───── SUPPLIED RECORDS
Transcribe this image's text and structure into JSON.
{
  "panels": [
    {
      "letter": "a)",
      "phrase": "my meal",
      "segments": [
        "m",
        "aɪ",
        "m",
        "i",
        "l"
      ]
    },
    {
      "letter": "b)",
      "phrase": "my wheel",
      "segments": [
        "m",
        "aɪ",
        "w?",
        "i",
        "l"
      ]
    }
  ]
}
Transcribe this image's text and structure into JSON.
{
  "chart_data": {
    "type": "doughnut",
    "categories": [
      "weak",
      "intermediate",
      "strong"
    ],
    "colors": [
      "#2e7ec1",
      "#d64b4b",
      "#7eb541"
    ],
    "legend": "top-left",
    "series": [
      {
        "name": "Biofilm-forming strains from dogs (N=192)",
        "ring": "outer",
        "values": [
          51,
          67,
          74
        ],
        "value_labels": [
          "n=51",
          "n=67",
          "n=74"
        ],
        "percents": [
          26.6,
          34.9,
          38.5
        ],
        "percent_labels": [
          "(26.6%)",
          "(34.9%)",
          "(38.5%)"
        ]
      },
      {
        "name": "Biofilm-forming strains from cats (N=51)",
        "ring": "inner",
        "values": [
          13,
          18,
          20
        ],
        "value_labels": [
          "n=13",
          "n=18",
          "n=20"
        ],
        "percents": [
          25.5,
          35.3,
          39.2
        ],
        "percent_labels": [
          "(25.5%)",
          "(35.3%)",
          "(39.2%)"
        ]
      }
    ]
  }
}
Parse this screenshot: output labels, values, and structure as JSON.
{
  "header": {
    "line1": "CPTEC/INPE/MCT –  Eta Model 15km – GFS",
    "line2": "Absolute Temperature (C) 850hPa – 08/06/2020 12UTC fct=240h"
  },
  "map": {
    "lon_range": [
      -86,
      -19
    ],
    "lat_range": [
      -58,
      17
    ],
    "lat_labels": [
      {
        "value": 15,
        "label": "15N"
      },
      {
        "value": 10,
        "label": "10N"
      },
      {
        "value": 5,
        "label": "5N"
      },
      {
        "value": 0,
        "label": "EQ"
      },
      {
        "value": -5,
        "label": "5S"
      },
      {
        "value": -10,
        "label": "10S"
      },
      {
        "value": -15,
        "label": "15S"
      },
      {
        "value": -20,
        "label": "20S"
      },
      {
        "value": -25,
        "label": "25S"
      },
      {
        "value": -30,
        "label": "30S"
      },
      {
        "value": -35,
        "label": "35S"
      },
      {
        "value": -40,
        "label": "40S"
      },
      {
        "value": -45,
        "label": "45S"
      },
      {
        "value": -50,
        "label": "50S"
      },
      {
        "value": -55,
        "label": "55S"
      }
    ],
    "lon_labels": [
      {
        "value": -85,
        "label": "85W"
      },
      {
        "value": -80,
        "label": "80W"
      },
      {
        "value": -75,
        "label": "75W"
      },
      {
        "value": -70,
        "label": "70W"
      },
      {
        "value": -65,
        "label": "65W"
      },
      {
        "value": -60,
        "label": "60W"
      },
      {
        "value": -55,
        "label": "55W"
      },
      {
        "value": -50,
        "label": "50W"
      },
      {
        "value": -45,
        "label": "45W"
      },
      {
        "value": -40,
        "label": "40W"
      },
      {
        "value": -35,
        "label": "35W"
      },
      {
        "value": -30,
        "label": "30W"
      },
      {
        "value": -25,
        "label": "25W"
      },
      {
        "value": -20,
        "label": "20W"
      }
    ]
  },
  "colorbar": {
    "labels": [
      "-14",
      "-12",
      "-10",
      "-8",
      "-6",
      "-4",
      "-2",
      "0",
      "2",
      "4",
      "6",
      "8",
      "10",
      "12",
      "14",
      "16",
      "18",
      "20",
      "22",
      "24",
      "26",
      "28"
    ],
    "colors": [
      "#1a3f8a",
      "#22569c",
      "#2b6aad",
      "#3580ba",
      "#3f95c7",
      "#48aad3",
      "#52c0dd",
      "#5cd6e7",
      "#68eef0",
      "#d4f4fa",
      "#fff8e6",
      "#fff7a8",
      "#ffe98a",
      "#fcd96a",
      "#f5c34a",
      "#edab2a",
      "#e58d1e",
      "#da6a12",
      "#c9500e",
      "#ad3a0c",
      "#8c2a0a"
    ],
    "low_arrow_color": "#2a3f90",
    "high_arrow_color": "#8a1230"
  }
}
──────────
• REQUEST
Copy out every line of the data above, exactly as given.

• REPLY TO THE EXERCISE
Transcribe this image's text and structure into JSON.
{
  "panels": [
    {
      "letter": "a)",
      "phrase": "my meal",
      "segments": [
        "m",
        "aɪ",
        "m",
        "i",
        "l"
      ]
    },
    {
      "letter": "b)",
      "phrase": "my wheel",
      "segments": [
        "m",
        "aɪ",
        "w?",
        "i",
        "l"
      ]
    }
  ]
}
Transcribe this image's text and structure into JSON.
{
  "chart_data": {
    "type": "doughnut",
    "categories": [
      "weak",
      "intermediate",
      "strong"
    ],
    "colors": [
      "#2e7ec1",
      "#d64b4b",
      "#7eb541"
    ],
    "legend": "top-left",
    "series": [
      {
        "name": "Biofilm-forming strains from dogs (N=192)",
        "ring": "outer",
        "values": [
          51,
          67,
          74
        ],
        "value_labels": [
          "n=51",
          "n=67",
          "n=74"
        ],
        "percents": [
          26.6,
          34.9,
          38.5
        ],
        "percent_labels": [
          "(26.6%)",
          "(34.9%)",
          "(38.5%)"
        ]
      },
      {
        "name": "Biofilm-forming strains from cats (N=51)",
        "ring": "inner",
        "values": [
          13,
          18,
          20
        ],
        "value_labels": [
          "n=13",
          "n=18",
          "n=20"
        ],
        "percents": [
          25.5,
          35.3,
          39.2
        ],
        "percent_labels": [
          "(25.5%)",
          "(35.3%)",
          "(39.2%)"
        ]
      }
    ]
  }
}
Parse this screenshot: output labels, values, and structure as JSON.
{
  "header": {
    "line1": "CPTEC/INPE/MCT –  Eta Model 15km – GFS",
    "line2": "Absolute Temperature (C) 850hPa – 08/06/2020 12UTC fct=240h"
  },
  "map": {
    "lon_range": [
      -86,
      -19
    ],
    "lat_range": [
      -58,
      17
    ],
    "lat_labels": [
      {
        "value": 15,
        "label": "15N"
      },
      {
        "value": 10,
        "label": "10N"
      },
      {
        "value": 5,
        "label": "5N"
      },
      {
        "value": 0,
        "label": "EQ"
      },
      {
        "value": -5,
        "label": "5S"
      },
      {
        "value": -10,
        "label": "10S"
      },
      {
        "value": -15,
        "label": "15S"
      },
      {
        "value": -20,
        "label": "20S"
      },
      {
        "value": -25,
        "label": "25S"
      },
      {
        "value": -30,
        "label": "30S"
      },
      {
        "value": -35,
        "label": "35S"
      },
      {
        "value": -40,
        "label": "40S"
      },
      {
        "value": -45,
        "label": "45S"
      },
      {
        "value": -50,
        "label": "50S"
      },
      {
        "value": -55,
        "label": "55S"
      }
    ],
    "lon_labels": [
      {
        "value": -85,
        "label": "85W"
      },
      {
        "value": -80,
        "label": "80W"
      },
      {
        "value": -75,
        "label": "75W"
      },
      {
        "value": -70,
        "label": "70W"
      },
      {
        "value": -65,
        "label": "65W"
      },
      {
        "value": -60,
        "label": "60W"
      },
      {
        "value": -55,
        "label": "55W"
      },
      {
        "value": -50,
        "label": "50W"
      },
      {
        "value": -45,
        "label": "45W"
      },
      {
        "value": -40,
        "label": "40W"
      },
      {
        "value": -35,
        "label": "35W"
      },
      {
        "value": -30,
        "label": "30W"
      },
      {
        "value": -25,
        "label": "25W"
      },
      {
        "value": -20,
        "label": "20W"
      }
    ]
  },
  "colorbar": {
    "labels": [
      "-14",
      "-12",
      "-10",
      "-8",
      "-6",
      "-4",
      "-2",
      "0",
      "2",
      "4",
      "6",
      "8",
      "10",
      "12",
      "14",
      "16",
      "18",
      "20",
      "22",
      "24",
      "26",
      "28"
    ],
    "colors": [
      "#1a3f8a",
      "#22569c",
      "#2b6aad",
      "#3580ba",
      "#3f95c7",
      "#48aad3",
      "#52c0dd",
      "#5cd6e7",
      "#68eef0",
      "#d4f4fa",
      "#fff8e6",
      "#fff7a8",
      "#ffe98a",
      "#fcd96a",
      "#f5c34a",
      "#edab2a",
      "#e58d1e",
      "#da6a12",
      "#c9500e",
      "#ad3a0c",
      "#8c2a0a"
    ],
    "low_arrow_color": "#2a3f90",
    "high_arrow_color": "#8a1230"
  }
}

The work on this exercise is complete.